Using the material that follows, identify and copy each line with the string "icon".
......
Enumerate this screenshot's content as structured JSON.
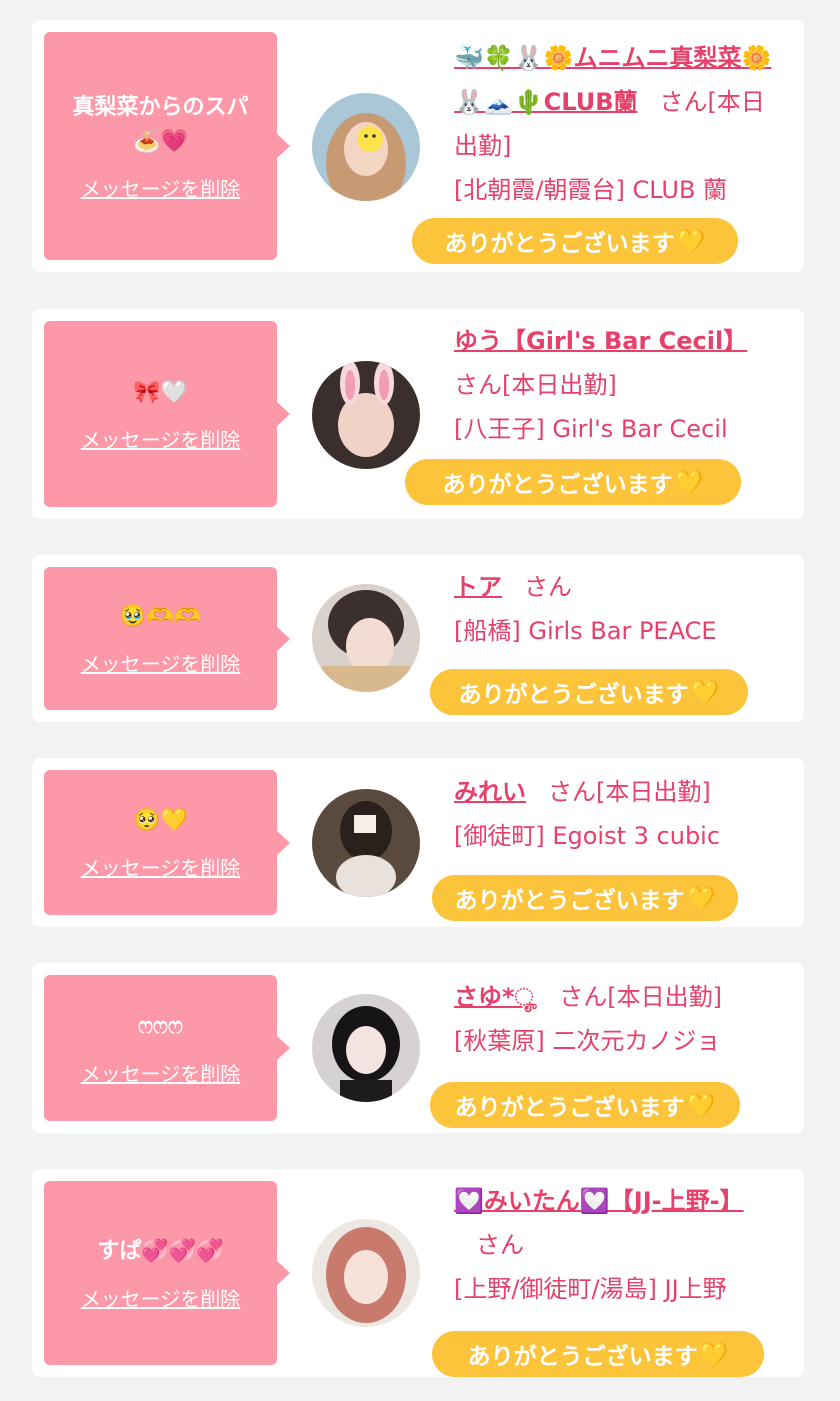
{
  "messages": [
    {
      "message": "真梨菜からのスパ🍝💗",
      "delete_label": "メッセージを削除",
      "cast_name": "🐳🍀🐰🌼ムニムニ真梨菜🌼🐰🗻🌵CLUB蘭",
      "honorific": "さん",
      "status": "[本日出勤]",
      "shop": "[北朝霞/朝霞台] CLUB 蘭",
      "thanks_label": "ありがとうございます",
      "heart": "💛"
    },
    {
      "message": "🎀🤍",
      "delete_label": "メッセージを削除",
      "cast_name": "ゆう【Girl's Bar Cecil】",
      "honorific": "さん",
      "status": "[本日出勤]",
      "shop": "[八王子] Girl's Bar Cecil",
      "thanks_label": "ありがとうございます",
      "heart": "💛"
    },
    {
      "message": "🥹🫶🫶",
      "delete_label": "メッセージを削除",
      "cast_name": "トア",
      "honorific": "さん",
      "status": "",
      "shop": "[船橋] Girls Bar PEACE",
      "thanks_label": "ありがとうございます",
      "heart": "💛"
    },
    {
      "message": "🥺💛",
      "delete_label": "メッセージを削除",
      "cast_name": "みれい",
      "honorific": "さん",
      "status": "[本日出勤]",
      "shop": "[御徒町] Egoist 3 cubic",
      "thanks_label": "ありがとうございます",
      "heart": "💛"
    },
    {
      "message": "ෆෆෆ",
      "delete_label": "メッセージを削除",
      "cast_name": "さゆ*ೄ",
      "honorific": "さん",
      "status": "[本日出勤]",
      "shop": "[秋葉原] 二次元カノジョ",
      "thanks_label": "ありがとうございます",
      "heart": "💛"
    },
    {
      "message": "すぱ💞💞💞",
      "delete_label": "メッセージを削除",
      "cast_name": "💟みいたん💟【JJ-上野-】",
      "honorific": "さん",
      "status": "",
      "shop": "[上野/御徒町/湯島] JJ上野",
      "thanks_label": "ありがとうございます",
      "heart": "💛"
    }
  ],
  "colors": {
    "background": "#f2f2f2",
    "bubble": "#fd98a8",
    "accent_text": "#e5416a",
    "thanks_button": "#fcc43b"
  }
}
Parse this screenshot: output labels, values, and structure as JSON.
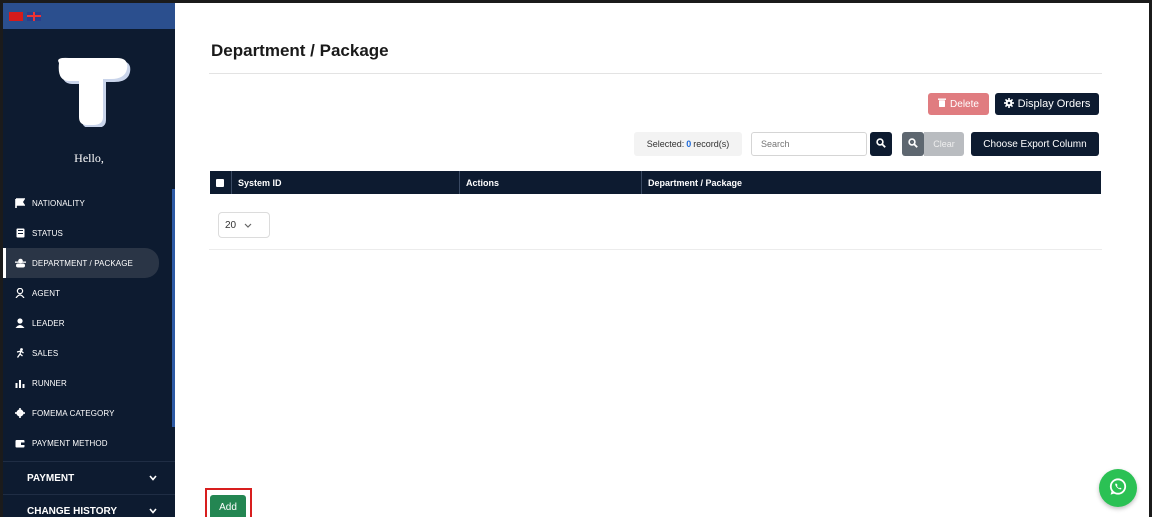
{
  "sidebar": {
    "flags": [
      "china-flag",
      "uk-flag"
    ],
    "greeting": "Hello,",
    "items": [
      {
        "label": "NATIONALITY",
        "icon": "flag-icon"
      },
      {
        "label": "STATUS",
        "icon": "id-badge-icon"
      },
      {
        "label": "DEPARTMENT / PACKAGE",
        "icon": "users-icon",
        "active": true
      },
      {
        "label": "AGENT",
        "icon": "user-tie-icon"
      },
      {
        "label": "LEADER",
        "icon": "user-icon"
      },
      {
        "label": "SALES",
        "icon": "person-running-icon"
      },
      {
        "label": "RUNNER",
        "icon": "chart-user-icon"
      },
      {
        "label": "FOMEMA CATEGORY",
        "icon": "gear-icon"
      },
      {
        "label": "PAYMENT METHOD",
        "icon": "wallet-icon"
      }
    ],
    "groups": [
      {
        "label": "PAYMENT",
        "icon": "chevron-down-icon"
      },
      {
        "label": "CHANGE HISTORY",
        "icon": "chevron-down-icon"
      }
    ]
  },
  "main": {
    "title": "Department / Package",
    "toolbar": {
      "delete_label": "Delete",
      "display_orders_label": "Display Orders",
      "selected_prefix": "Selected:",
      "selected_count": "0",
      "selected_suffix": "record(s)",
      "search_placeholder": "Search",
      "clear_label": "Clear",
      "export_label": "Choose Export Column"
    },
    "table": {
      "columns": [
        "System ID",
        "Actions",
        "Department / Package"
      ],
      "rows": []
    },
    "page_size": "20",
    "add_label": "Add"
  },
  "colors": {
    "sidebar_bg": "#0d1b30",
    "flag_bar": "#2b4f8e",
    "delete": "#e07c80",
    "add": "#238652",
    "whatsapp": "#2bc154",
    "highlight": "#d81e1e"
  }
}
......
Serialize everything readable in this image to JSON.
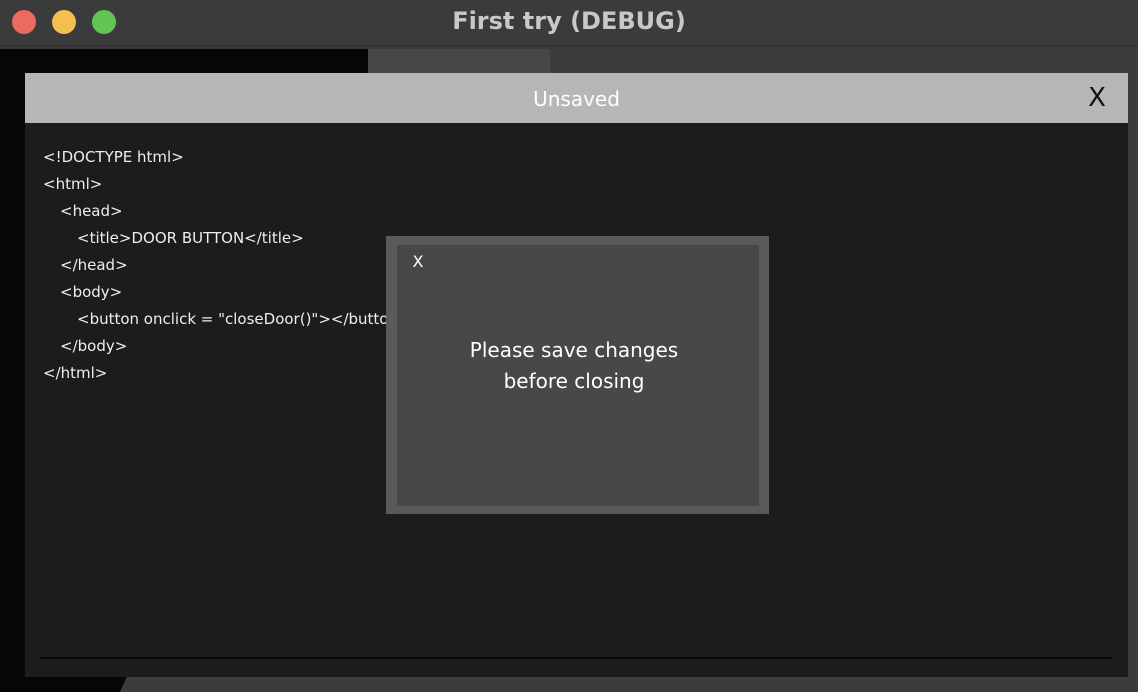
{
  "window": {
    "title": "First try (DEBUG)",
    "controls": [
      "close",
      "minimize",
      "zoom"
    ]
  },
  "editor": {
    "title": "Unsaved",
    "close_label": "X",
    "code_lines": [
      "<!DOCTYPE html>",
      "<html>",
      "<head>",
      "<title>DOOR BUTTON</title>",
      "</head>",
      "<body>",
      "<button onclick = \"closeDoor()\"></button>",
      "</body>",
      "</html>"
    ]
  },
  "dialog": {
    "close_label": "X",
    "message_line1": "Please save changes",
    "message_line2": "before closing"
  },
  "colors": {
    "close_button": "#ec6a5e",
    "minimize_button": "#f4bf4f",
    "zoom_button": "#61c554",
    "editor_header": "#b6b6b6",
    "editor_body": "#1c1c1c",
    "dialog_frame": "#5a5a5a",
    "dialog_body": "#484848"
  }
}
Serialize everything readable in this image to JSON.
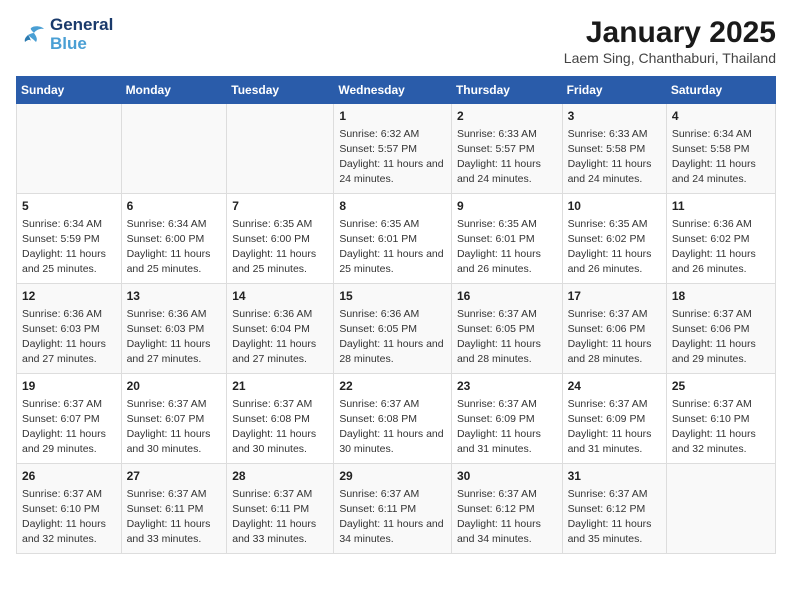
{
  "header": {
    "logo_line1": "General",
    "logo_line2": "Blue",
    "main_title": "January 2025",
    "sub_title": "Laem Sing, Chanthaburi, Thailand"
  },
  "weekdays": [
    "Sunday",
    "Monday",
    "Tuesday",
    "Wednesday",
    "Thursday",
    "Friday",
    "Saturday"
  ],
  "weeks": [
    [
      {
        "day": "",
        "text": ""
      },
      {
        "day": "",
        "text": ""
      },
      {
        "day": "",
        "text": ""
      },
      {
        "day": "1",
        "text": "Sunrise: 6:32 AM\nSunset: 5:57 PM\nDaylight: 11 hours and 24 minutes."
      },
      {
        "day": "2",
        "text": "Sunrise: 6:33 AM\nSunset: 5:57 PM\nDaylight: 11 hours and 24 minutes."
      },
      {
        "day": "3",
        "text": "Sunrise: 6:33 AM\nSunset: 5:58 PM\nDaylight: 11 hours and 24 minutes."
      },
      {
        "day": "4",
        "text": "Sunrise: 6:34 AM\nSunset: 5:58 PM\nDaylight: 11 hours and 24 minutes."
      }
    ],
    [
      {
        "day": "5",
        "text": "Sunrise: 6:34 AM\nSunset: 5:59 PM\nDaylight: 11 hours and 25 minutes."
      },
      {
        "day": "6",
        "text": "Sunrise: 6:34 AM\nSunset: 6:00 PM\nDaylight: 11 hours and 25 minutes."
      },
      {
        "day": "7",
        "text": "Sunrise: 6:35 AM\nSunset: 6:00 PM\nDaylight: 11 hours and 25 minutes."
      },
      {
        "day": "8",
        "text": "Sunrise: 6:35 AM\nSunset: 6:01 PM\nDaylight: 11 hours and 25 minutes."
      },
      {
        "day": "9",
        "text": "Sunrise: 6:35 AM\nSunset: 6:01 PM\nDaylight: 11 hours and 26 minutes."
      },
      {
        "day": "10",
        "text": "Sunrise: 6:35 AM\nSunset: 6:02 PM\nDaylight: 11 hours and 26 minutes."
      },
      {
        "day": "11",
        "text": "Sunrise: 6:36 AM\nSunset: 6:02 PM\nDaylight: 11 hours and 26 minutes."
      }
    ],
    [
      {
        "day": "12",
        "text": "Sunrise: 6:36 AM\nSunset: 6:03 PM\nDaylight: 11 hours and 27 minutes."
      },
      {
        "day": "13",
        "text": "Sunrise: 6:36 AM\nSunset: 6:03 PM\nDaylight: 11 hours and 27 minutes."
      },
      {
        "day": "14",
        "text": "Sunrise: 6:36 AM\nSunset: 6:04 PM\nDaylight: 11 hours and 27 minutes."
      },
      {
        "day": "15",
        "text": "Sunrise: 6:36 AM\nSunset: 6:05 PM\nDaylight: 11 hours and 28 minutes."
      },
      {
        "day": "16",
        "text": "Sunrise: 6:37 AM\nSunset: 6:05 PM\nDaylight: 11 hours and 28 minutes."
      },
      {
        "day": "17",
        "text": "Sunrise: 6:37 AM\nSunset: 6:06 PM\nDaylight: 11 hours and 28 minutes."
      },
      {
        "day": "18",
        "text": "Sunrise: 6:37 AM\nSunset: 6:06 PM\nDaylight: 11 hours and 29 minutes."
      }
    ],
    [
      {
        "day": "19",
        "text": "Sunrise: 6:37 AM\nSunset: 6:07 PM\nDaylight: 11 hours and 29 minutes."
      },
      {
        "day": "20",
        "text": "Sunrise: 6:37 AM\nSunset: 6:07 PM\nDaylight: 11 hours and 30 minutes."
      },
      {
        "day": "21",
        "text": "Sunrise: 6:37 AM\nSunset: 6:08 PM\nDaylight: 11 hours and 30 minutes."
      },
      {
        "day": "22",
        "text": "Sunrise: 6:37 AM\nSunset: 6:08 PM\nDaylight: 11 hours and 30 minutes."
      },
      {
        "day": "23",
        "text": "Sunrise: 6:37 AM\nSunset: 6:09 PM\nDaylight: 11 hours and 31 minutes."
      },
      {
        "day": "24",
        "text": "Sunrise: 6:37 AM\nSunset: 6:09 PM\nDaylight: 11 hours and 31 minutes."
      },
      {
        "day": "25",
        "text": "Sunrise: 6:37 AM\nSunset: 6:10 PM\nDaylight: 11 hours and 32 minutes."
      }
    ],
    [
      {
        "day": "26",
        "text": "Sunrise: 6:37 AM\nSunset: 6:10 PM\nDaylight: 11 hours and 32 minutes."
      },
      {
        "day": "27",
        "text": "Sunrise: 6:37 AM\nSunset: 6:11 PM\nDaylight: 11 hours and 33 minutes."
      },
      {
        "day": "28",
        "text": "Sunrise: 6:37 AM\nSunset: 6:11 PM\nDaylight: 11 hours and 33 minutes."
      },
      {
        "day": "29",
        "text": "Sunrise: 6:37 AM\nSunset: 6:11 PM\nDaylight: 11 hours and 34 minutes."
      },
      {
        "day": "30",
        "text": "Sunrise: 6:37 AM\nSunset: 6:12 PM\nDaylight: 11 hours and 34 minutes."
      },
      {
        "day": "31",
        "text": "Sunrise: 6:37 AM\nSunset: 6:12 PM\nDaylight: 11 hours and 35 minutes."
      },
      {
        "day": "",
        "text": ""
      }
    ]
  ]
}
......
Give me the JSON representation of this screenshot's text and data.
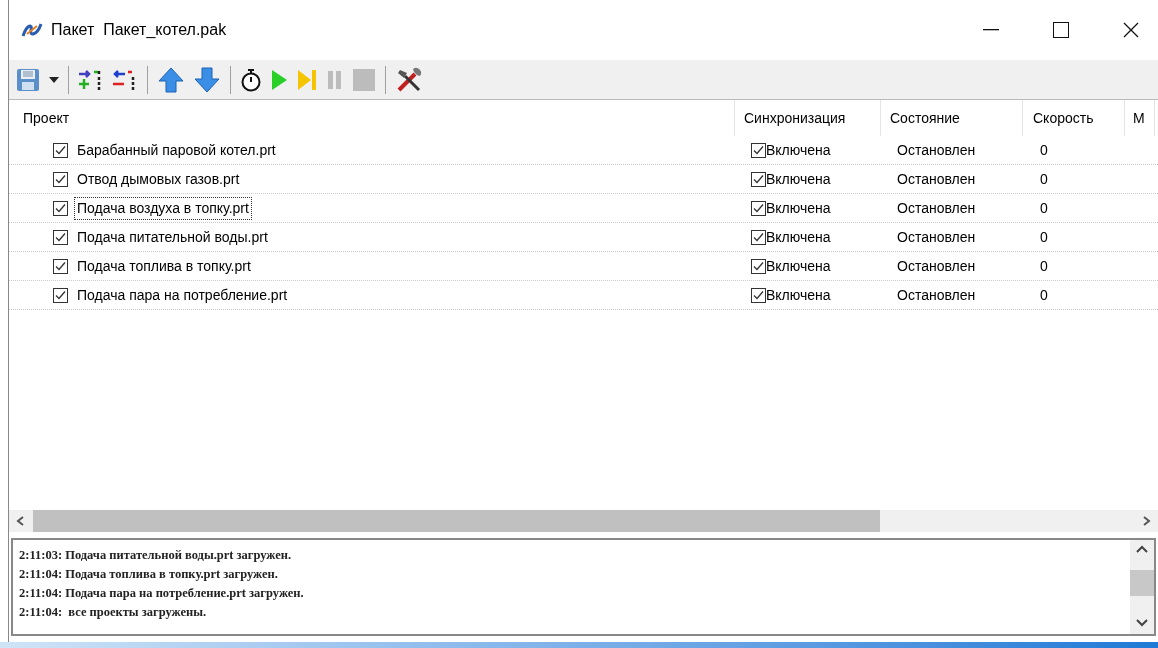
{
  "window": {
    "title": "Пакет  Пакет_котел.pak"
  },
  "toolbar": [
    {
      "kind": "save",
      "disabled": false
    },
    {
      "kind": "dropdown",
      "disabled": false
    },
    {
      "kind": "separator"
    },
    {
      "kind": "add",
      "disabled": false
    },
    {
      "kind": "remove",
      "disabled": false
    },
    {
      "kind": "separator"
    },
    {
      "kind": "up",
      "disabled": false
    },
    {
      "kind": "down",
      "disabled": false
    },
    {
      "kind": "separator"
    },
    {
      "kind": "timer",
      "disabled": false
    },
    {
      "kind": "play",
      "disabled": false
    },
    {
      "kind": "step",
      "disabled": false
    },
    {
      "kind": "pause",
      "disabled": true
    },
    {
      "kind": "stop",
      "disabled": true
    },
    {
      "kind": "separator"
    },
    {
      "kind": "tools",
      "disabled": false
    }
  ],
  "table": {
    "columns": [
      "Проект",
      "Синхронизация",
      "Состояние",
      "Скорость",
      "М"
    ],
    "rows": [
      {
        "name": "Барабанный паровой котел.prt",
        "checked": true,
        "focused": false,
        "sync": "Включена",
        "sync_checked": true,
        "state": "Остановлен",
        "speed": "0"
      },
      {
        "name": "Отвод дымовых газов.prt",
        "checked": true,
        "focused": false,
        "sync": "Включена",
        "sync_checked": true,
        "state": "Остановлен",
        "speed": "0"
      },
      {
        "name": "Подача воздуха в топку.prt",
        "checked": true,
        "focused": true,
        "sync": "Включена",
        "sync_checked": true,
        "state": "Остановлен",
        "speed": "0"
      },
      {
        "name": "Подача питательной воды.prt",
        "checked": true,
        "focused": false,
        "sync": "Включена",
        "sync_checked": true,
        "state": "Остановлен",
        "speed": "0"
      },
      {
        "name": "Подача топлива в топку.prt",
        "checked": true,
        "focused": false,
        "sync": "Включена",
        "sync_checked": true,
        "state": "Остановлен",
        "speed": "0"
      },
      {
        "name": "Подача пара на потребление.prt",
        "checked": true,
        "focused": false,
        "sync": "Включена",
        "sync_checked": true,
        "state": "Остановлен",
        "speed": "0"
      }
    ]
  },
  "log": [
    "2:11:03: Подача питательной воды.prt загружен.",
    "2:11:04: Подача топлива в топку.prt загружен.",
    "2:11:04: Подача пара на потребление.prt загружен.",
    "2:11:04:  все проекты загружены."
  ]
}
......
(Exercise solution):
        "icon": "flag-icon"
        "icon": "id-badge-icon"
        "icon": "users-icon",
        "icon": "user-tie-icon"
        "icon": "user-icon"
        "icon": "person-running-icon"
        "icon": "chart-user-icon"
        "icon": "gear-icon"
        "icon": "wallet-icon"
        "icon": "chevron-down-icon"
        "icon": "chevron-down-icon"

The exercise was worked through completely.